**To do:** Rewrite the stretch from the line containing "317, 509, 337]" through the line containing "337, 840, 357]", swapping each "table-row" for "grid-row" and leaving everything else unchanged. Return only those lines.

__________

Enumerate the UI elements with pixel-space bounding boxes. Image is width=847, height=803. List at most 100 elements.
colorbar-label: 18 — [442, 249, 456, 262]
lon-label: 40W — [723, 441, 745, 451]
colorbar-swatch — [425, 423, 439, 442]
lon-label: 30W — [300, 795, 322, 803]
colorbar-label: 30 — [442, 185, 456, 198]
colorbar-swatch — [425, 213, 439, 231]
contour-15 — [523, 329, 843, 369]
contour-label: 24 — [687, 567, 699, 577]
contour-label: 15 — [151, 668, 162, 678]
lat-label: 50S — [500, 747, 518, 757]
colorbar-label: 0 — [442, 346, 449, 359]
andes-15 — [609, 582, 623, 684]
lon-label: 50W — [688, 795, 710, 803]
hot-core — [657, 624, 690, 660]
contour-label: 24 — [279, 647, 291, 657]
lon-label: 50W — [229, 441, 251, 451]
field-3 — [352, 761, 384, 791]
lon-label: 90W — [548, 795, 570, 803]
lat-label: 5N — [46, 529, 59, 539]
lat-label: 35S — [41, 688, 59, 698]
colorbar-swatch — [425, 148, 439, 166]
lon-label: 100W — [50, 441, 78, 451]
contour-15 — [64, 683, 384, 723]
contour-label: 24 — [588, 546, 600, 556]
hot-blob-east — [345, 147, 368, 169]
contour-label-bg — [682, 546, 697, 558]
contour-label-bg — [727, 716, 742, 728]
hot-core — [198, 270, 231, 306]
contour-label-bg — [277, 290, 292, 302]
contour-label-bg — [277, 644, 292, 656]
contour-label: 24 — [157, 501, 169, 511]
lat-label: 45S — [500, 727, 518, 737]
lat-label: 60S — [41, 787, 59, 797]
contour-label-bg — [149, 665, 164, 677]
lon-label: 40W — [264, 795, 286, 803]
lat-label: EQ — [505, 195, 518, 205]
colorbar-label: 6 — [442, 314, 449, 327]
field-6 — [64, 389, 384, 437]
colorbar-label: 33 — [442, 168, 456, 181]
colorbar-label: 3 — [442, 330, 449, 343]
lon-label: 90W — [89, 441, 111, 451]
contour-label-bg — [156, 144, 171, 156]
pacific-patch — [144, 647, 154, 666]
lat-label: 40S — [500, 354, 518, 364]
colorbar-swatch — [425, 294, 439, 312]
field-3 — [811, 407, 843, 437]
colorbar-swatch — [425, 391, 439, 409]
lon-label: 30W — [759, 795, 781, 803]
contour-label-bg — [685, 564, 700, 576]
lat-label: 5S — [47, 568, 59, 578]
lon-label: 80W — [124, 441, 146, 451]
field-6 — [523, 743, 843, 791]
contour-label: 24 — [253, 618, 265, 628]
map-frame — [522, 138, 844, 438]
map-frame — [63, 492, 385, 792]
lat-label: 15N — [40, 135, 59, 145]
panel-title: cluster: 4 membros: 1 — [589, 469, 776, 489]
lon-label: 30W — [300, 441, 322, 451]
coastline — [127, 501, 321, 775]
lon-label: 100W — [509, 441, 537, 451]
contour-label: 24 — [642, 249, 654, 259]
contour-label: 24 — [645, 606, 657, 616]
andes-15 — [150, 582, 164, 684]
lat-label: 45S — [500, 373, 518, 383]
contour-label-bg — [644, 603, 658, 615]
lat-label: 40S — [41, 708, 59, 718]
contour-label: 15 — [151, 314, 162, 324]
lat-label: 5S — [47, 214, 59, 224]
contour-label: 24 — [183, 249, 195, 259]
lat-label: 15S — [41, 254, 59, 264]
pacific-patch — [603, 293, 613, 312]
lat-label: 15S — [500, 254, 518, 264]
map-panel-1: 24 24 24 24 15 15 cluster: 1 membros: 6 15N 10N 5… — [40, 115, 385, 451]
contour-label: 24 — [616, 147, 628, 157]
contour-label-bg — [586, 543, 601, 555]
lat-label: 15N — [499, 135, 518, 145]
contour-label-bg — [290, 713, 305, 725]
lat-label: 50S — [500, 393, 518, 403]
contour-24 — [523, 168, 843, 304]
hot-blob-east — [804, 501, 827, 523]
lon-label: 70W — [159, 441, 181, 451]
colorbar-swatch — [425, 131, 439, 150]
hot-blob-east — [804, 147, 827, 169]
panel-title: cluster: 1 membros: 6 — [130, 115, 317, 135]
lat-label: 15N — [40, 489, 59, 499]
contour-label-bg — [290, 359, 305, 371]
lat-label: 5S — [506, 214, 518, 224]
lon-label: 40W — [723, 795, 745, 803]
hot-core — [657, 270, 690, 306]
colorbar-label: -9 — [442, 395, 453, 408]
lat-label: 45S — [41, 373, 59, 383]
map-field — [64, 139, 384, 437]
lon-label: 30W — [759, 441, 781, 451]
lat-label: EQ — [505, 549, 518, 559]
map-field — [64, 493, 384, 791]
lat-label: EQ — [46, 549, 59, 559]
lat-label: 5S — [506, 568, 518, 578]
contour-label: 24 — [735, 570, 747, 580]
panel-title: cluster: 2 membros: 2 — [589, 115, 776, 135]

__________

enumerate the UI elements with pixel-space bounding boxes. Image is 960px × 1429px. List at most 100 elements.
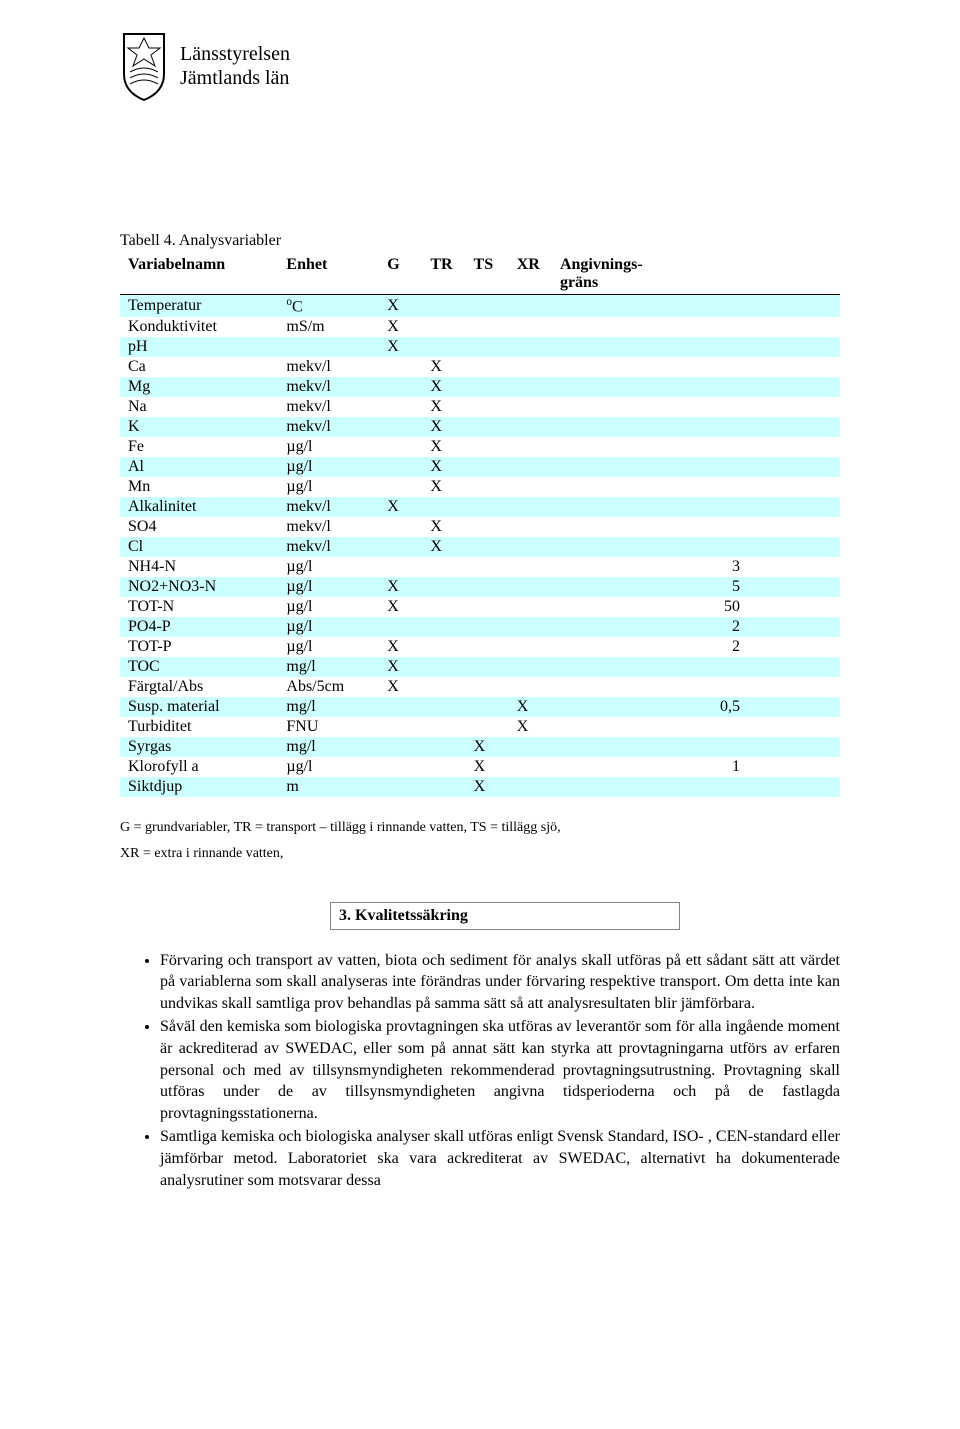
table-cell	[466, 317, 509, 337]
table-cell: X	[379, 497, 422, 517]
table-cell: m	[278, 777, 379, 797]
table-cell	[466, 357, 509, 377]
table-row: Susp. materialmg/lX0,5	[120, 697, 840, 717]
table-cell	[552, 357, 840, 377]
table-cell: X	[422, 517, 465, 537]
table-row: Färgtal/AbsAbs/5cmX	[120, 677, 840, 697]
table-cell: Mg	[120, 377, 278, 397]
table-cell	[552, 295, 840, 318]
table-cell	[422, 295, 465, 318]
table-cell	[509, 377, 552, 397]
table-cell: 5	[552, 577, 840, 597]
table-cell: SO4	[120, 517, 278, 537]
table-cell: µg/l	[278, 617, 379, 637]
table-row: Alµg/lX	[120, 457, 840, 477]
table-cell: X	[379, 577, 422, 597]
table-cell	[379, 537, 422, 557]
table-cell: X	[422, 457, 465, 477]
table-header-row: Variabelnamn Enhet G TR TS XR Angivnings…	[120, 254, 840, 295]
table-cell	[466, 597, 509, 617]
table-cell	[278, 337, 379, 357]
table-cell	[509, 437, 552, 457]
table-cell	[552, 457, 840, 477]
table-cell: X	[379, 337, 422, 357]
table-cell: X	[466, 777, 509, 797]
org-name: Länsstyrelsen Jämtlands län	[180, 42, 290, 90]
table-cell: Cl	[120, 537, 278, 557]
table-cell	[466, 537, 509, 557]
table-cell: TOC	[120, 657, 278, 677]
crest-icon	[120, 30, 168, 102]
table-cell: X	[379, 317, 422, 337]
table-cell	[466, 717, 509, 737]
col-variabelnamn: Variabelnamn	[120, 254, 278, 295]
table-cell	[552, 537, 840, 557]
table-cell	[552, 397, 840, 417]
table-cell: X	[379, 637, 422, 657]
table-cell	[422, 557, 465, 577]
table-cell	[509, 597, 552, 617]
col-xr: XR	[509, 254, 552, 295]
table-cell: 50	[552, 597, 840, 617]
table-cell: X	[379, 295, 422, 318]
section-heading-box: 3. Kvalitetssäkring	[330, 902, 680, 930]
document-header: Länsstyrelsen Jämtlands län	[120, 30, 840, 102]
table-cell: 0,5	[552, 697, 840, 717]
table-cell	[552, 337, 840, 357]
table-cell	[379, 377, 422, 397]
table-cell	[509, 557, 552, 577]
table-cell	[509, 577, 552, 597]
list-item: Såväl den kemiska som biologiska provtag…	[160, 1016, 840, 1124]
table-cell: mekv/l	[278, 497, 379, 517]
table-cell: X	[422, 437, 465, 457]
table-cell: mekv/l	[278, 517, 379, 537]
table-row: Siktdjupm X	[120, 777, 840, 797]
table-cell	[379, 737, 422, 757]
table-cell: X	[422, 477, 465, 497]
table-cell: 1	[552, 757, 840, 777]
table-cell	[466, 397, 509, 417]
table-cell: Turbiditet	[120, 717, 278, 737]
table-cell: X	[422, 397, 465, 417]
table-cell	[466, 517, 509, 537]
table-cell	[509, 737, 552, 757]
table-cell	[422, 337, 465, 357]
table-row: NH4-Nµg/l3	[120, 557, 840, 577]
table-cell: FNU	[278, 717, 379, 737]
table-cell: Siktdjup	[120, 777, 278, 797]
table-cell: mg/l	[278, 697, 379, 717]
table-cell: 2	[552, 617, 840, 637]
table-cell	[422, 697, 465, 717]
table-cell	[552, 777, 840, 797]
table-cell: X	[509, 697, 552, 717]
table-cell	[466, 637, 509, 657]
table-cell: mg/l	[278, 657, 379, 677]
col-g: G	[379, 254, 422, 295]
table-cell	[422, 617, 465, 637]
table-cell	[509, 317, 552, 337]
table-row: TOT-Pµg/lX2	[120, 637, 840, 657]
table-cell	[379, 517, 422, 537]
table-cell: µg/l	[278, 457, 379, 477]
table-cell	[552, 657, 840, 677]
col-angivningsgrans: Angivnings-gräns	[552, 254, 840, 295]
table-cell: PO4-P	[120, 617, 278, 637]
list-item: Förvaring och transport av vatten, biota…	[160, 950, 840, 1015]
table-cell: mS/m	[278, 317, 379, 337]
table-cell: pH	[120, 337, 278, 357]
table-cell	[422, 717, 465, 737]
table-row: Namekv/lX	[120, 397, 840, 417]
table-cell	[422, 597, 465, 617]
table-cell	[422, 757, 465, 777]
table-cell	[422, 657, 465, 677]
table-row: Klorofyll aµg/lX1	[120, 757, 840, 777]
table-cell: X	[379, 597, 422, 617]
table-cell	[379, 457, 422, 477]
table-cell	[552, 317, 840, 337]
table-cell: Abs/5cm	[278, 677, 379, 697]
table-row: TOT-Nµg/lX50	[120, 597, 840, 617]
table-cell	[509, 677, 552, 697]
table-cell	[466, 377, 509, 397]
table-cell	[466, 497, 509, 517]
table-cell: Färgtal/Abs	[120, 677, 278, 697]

__________

**Solution:**
table-cell	[466, 317, 509, 337]
table-cell: X	[379, 497, 422, 517]
table-cell: m	[278, 777, 379, 797]
table-cell	[466, 357, 509, 377]
grid-row: Susp. materialmg/lX0,5	[120, 697, 840, 717]
table-cell	[552, 357, 840, 377]
table-cell: X	[422, 517, 465, 537]
grid-row: Färgtal/AbsAbs/5cmX	[120, 677, 840, 697]
table-cell: Mg	[120, 377, 278, 397]
table-cell	[552, 295, 840, 318]
table-cell	[422, 295, 465, 318]
table-cell	[509, 377, 552, 397]
table-cell: 5	[552, 577, 840, 597]
table-cell: SO4	[120, 517, 278, 537]
table-cell: µg/l	[278, 617, 379, 637]
grid-row: Alµg/lX	[120, 457, 840, 477]
table-cell: X	[379, 577, 422, 597]
table-cell	[379, 537, 422, 557]
table-cell: X	[422, 457, 465, 477]
table-header-row: Variabelnamn Enhet G TR TS XR Angivnings…	[120, 254, 840, 295]
table-cell	[466, 597, 509, 617]
table-cell	[278, 337, 379, 357]
table-cell	[509, 437, 552, 457]
table-cell	[552, 457, 840, 477]
table-cell: X	[379, 337, 422, 357]
table-cell: X	[466, 777, 509, 797]
org-name: Länsstyrelsen Jämtlands län	[180, 42, 290, 90]
table-cell: Cl	[120, 537, 278, 557]
table-cell	[466, 537, 509, 557]
table-cell: TOC	[120, 657, 278, 677]
crest-icon	[120, 30, 168, 102]
table-cell: X	[379, 317, 422, 337]
table-cell	[466, 717, 509, 737]
col-variabelnamn: Variabelnamn	[120, 254, 278, 295]
table-cell	[552, 537, 840, 557]
table-cell	[552, 397, 840, 417]
table-cell: X	[379, 637, 422, 657]
table-cell	[422, 557, 465, 577]
table-cell	[509, 597, 552, 617]
col-xr: XR	[509, 254, 552, 295]
table-cell: 50	[552, 597, 840, 617]
table-cell: X	[379, 295, 422, 318]
section-heading-box: 3. Kvalitetssäkring	[330, 902, 680, 930]
document-header: Länsstyrelsen Jämtlands län	[120, 30, 840, 102]
table-cell: 0,5	[552, 697, 840, 717]
table-cell	[552, 337, 840, 357]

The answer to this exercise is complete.